Passage to read:

The beat frequency (\( f_{\text{beat}} \)) is determined by the difference between two frequencies:
\[f_{\text{beat}} = f_1 - f_2,\]
where \( f_1 \) and \( f_2 \) are the frequencies associated with wavelengths \( \lambda_1 \) and \( \lambda_2 \), respectively.
Step 1: Calculate the beat frequency.
Given the number of beats and the time elapsed:
\[f_{\text{beat}} = \frac{\text{Number of beats}}{\text{Time}} = \frac{40}{12} \, \text{Hz}.\]
Simplified, this is:
\[f_{\text{beat}} = \frac{10}{3} \, \text{Hz}.\]
Step 2: Relate wavelength to velocity and frequency.
The relationship between wave frequency (\( f \)), velocity (\( v \)), and wavelength (\( \lambda \)) is given by:
\[f = \frac{v}{\lambda}.\]
Using the provided wavelengths, \( \lambda_1 = 4.08 \, \text{m} \) and \( \lambda_2 = 4.16 \, \text{m} \), the frequencies are:
\[f_1 = \frac{v}{4.08}, \quad f_2 = \frac{v}{4.16}.\]
Step 3: Solve for the velocity \( v \).
The beat frequency is the difference between \( f_1 \) and \( f_2 \):
\[f_{\text{beat}} = f_1 - f_2 = \frac{v}{4.08} - \frac{v}{4.16}.\]
This can be rewritten as:
\[\frac{10}{3} = v \left(\frac{1}{4.08} - \frac{1}{4.16}\right).\]
The difference in the reciprocals of the wavelengths is calculated as:
\[\frac{1}{4.08} - \frac{1}{4.16} = \frac{4.16 - 4.08}{4.08 \cdot 4.16} = \frac{0.08}{16.9728}.\]
Substituting this back into the equation:
\[\frac{10}{3} = v \cdot \frac{0.08}{16.9728}.\]
Solving for \( v \):
\[v = \frac{\frac{10}{3} \cdot 16.9728}{0.08} = 707.2 \, \text{m/s}.\]
Final Answer:
\[\boxed{707.2 \, \text{m/s}}.\]

Tasks to carry out:
1. In the beat-frequency solution, what final value is found for the velocity?
2. In the beat-frequency solution, why are the two frequencies written as v/4.08 and v/4.16?
The records are not needed for this work.

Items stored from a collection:
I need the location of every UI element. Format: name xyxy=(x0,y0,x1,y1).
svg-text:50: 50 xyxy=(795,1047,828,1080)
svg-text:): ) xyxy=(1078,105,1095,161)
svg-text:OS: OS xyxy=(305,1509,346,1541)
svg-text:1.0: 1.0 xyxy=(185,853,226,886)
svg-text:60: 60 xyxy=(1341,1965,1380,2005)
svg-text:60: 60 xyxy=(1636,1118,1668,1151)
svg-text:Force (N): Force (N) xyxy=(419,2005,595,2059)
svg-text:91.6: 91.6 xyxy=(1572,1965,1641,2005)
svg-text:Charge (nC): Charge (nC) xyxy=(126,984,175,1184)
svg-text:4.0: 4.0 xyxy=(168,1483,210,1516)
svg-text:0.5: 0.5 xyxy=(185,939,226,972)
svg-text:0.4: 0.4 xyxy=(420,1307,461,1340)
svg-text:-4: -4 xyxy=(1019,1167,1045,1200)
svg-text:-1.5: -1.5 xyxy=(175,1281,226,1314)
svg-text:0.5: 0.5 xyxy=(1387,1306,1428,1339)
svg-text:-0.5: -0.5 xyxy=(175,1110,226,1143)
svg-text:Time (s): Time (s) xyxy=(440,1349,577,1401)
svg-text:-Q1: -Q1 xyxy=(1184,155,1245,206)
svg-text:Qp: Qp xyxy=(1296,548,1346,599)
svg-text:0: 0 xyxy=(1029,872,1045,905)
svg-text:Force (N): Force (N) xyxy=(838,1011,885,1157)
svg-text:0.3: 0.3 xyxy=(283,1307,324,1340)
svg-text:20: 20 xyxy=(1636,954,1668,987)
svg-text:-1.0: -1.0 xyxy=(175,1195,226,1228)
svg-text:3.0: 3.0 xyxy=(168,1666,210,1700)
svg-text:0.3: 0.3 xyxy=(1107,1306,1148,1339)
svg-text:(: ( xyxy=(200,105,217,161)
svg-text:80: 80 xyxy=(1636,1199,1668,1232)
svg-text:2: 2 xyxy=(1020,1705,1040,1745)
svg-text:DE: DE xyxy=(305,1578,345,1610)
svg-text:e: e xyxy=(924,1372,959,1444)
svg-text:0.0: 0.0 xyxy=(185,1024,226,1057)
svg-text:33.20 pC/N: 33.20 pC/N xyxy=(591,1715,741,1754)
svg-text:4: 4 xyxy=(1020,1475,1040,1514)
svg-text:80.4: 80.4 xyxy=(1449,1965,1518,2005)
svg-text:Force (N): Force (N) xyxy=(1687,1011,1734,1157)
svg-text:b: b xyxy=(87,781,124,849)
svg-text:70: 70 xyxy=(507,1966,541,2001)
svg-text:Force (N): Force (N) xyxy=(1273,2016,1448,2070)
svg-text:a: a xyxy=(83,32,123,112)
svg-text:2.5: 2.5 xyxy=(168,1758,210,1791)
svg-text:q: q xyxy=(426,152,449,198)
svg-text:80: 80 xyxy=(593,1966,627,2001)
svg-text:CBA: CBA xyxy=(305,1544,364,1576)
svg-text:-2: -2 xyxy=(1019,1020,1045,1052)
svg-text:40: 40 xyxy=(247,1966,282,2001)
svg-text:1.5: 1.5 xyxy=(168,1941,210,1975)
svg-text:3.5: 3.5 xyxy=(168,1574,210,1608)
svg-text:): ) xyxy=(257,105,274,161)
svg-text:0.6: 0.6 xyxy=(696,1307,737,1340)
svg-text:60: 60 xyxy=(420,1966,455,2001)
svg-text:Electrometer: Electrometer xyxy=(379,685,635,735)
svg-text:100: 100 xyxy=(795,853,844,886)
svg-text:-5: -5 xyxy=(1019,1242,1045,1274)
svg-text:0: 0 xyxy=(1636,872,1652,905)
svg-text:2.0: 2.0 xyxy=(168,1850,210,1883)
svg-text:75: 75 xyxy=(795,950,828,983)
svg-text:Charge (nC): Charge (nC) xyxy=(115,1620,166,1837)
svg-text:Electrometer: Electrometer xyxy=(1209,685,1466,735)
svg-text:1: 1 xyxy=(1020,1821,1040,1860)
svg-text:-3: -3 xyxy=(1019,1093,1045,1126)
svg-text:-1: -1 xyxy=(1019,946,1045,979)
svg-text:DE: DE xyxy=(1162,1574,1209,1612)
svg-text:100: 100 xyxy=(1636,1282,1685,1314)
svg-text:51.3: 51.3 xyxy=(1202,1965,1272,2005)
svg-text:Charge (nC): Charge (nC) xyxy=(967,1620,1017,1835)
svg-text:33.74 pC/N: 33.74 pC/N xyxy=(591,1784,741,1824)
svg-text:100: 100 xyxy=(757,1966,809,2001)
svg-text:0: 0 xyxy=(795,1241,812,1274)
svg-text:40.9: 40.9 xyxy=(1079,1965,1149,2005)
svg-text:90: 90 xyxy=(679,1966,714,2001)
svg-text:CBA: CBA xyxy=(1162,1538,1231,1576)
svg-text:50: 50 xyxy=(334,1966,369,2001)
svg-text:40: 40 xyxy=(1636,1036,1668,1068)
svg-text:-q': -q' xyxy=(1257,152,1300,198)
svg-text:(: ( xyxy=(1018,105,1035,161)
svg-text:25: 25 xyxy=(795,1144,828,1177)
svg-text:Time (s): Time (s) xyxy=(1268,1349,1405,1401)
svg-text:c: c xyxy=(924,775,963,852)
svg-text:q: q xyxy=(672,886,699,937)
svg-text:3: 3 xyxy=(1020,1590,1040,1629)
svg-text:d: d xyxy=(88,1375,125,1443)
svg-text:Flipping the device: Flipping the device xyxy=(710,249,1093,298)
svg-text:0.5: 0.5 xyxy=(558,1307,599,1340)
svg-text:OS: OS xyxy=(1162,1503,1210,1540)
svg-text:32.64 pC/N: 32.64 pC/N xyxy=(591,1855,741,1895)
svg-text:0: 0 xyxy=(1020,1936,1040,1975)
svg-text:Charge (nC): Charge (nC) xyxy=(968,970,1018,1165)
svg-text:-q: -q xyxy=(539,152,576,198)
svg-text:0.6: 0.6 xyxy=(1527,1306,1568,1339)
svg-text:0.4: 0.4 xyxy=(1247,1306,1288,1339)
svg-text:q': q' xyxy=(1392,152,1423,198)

Final answers:
1. 707.2 m/s

2. Frequency equals velocity divided by wavelength (f = v/λ). With the given wavelengths of 4.08 m and 4.16 m, this gives f1 = v/4.08 and f2 = v/4.16.